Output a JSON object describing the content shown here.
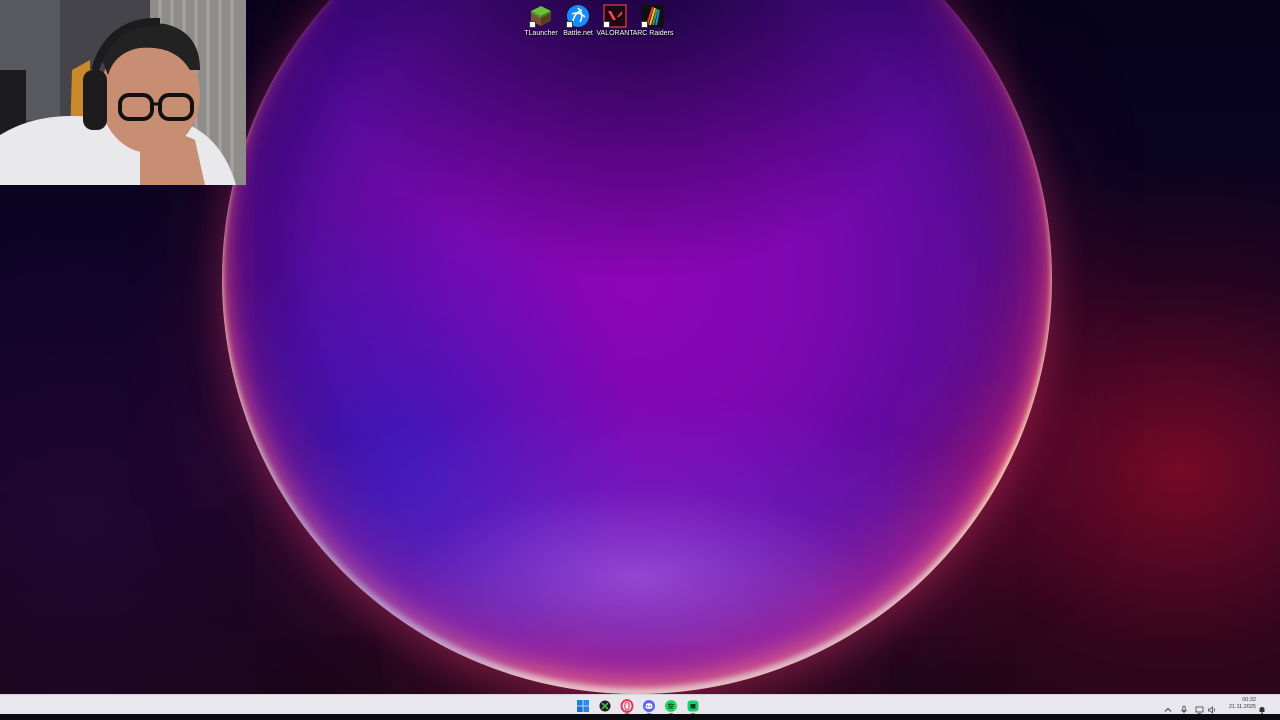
{
  "desktop": {
    "icons": [
      {
        "label": "TLauncher",
        "icon": "tlauncher-grass-block-icon"
      },
      {
        "label": "Battle.net",
        "icon": "battlenet-icon"
      },
      {
        "label": "VALORANT",
        "icon": "valorant-icon"
      },
      {
        "label": "ARC Raiders",
        "icon": "arc-raiders-icon"
      }
    ]
  },
  "webcam": {
    "description_icon": "webcam-feed"
  },
  "taskbar": {
    "pinned": [
      {
        "name": "start",
        "icon": "windows-start-icon"
      },
      {
        "name": "xbox",
        "icon": "xbox-icon"
      },
      {
        "name": "opera-gx",
        "icon": "opera-gx-icon"
      },
      {
        "name": "discord",
        "icon": "discord-icon"
      },
      {
        "name": "spotify",
        "icon": "spotify-icon"
      },
      {
        "name": "app",
        "icon": "green-app-icon"
      }
    ],
    "tray": {
      "icons": [
        "chevron-up-icon",
        "microphone-icon",
        "network-icon",
        "speaker-icon",
        "notification-icon"
      ]
    },
    "clock": {
      "time": "00:32",
      "date": "21.11.2025"
    }
  },
  "colors": {
    "taskbar_bg": "#e9e6ee",
    "orb_core": "#8d06b6",
    "orb_rim": "#ff6a5a"
  }
}
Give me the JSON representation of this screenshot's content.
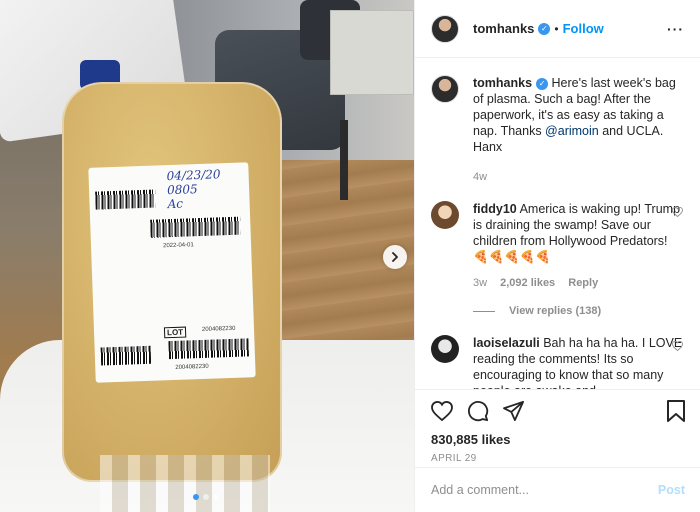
{
  "photo": {
    "label_handwriting": [
      "04/23/20",
      "0805",
      "Ac"
    ],
    "label_codes": [
      "2022-04-01",
      "2004082230",
      "2004082230"
    ],
    "label_lot": "LOT"
  },
  "header": {
    "username": "tomhanks",
    "follow_label": "Follow",
    "more_label": "···"
  },
  "caption": {
    "username": "tomhanks",
    "text_before": "Here's last week's bag of plasma. Such a bag!  After the paperwork, it's as easy as taking a nap.  Thanks ",
    "mention": "@arimoin",
    "text_after": " and UCLA. Hanx",
    "age": "4w"
  },
  "comments": [
    {
      "username": "fiddy10",
      "text": "America is waking up! Trump is draining the swamp! Save our children from Hollywood Predators! 🍕🍕🍕🍕🍕",
      "age": "3w",
      "likes": "2,092 likes",
      "reply": "Reply",
      "view_replies": "View replies (138)"
    },
    {
      "username": "laoiselazuli",
      "text": "Bah ha ha ha ha. I LOVE reading the comments! Its so encouraging to know that so many people are awake and"
    }
  ],
  "actions": {
    "likes": "830,885 likes",
    "date": "APRIL 29"
  },
  "add_comment": {
    "placeholder": "Add a comment...",
    "post_label": "Post"
  },
  "icons": [
    "verified-icon",
    "more-icon",
    "heart-icon",
    "comment-icon",
    "share-icon",
    "bookmark-icon",
    "chevron-right-icon"
  ],
  "colors": {
    "link": "#0095f6",
    "verified": "#3897f0",
    "post_disabled": "#b2dffc"
  }
}
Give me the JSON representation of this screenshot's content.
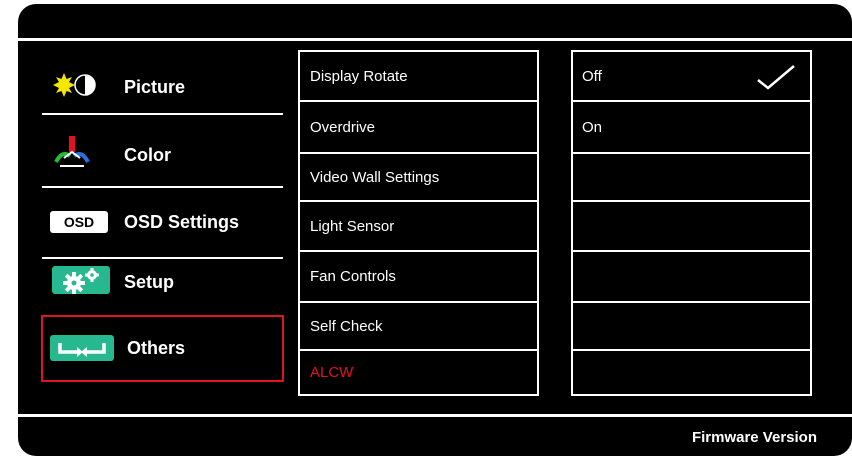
{
  "menu": {
    "items": [
      {
        "label": "Picture",
        "icon": "picture-icon"
      },
      {
        "label": "Color",
        "icon": "color-icon"
      },
      {
        "label": "OSD Settings",
        "icon": "osd-icon",
        "icon_text": "OSD"
      },
      {
        "label": "Setup",
        "icon": "setup-gears-icon"
      },
      {
        "label": "Others",
        "icon": "others-icon",
        "selected": true
      }
    ]
  },
  "submenu": {
    "items": [
      {
        "label": "Display Rotate"
      },
      {
        "label": "Overdrive"
      },
      {
        "label": "Video Wall Settings"
      },
      {
        "label": "Light Sensor"
      },
      {
        "label": "Fan Controls"
      },
      {
        "label": "Self Check"
      },
      {
        "label": "ALCW",
        "highlight": "red"
      }
    ]
  },
  "options": {
    "items": [
      {
        "label": "Off",
        "checked": true
      },
      {
        "label": "On"
      },
      {
        "label": ""
      },
      {
        "label": ""
      },
      {
        "label": ""
      },
      {
        "label": ""
      },
      {
        "label": ""
      }
    ]
  },
  "footer": {
    "firmware": "Firmware Version"
  },
  "colors": {
    "background": "#000000",
    "selected_border": "#e0141e",
    "teal": "#27b88f",
    "text_red": "#e0141e"
  }
}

§ **REQUIREMENT**
Retype everything in the material word for word, minus pictures.

§ **CORRECT RESULT**
Output a JSON object describing the content shown here.
{
  "desktop": {
    "icons": [
      {
        "label": "TLauncher",
        "icon": "tlauncher-grass-block-icon"
      },
      {
        "label": "Battle.net",
        "icon": "battlenet-icon"
      },
      {
        "label": "VALORANT",
        "icon": "valorant-icon"
      },
      {
        "label": "ARC Raiders",
        "icon": "arc-raiders-icon"
      }
    ]
  },
  "webcam": {
    "description_icon": "webcam-feed"
  },
  "taskbar": {
    "pinned": [
      {
        "name": "start",
        "icon": "windows-start-icon"
      },
      {
        "name": "xbox",
        "icon": "xbox-icon"
      },
      {
        "name": "opera-gx",
        "icon": "opera-gx-icon"
      },
      {
        "name": "discord",
        "icon": "discord-icon"
      },
      {
        "name": "spotify",
        "icon": "spotify-icon"
      },
      {
        "name": "app",
        "icon": "green-app-icon"
      }
    ],
    "tray": {
      "icons": [
        "chevron-up-icon",
        "microphone-icon",
        "network-icon",
        "speaker-icon",
        "notification-icon"
      ]
    },
    "clock": {
      "time": "00:32",
      "date": "21.11.2025"
    }
  },
  "colors": {
    "taskbar_bg": "#e9e6ee",
    "orb_core": "#8d06b6",
    "orb_rim": "#ff6a5a"
  }
}
Give me the JSON representation of this screenshot's content.
{
  "photo": {
    "label_handwriting": [
      "04/23/20",
      "0805",
      "Ac"
    ],
    "label_codes": [
      "2022-04-01",
      "2004082230",
      "2004082230"
    ],
    "label_lot": "LOT"
  },
  "header": {
    "username": "tomhanks",
    "follow_label": "Follow",
    "more_label": "···"
  },
  "caption": {
    "username": "tomhanks",
    "text_before": "Here's last week's bag of plasma. Such a bag!  After the paperwork, it's as easy as taking a nap.  Thanks ",
    "mention": "@arimoin",
    "text_after": " and UCLA. Hanx",
    "age": "4w"
  },
  "comments": [
    {
      "username": "fiddy10",
      "text": "America is waking up! Trump is draining the swamp! Save our children from Hollywood Predators! 🍕🍕🍕🍕🍕",
      "age": "3w",
      "likes": "2,092 likes",
      "reply": "Reply",
      "view_replies": "View replies (138)"
    },
    {
      "username": "laoiselazuli",
      "text": "Bah ha ha ha ha. I LOVE reading the comments! Its so encouraging to know that so many people are awake and"
    }
  ],
  "actions": {
    "likes": "830,885 likes",
    "date": "APRIL 29"
  },
  "add_comment": {
    "placeholder": "Add a comment...",
    "post_label": "Post"
  },
  "icons": [
    "verified-icon",
    "more-icon",
    "heart-icon",
    "comment-icon",
    "share-icon",
    "bookmark-icon",
    "chevron-right-icon"
  ],
  "colors": {
    "link": "#0095f6",
    "verified": "#3897f0",
    "post_disabled": "#b2dffc"
  }
}
Give me the JSON representation of this screenshot's content.
{
  "menu": {
    "items": [
      {
        "label": "Picture",
        "icon": "picture-icon"
      },
      {
        "label": "Color",
        "icon": "color-icon"
      },
      {
        "label": "OSD Settings",
        "icon": "osd-icon",
        "icon_text": "OSD"
      },
      {
        "label": "Setup",
        "icon": "setup-gears-icon"
      },
      {
        "label": "Others",
        "icon": "others-icon",
        "selected": true
      }
    ]
  },
  "submenu": {
    "items": [
      {
        "label": "Display Rotate"
      },
      {
        "label": "Overdrive"
      },
      {
        "label": "Video Wall Settings"
      },
      {
        "label": "Light Sensor"
      },
      {
        "label": "Fan Controls"
      },
      {
        "label": "Self Check"
      },
      {
        "label": "ALCW",
        "highlight": "red"
      }
    ]
  },
  "options": {
    "items": [
      {
        "label": "Off",
        "checked": true
      },
      {
        "label": "On"
      },
      {
        "label": ""
      },
      {
        "label": ""
      },
      {
        "label": ""
      },
      {
        "label": ""
      },
      {
        "label": ""
      }
    ]
  },
  "footer": {
    "firmware": "Firmware Version"
  },
  "colors": {
    "background": "#000000",
    "selected_border": "#e0141e",
    "teal": "#27b88f",
    "text_red": "#e0141e"
  }
}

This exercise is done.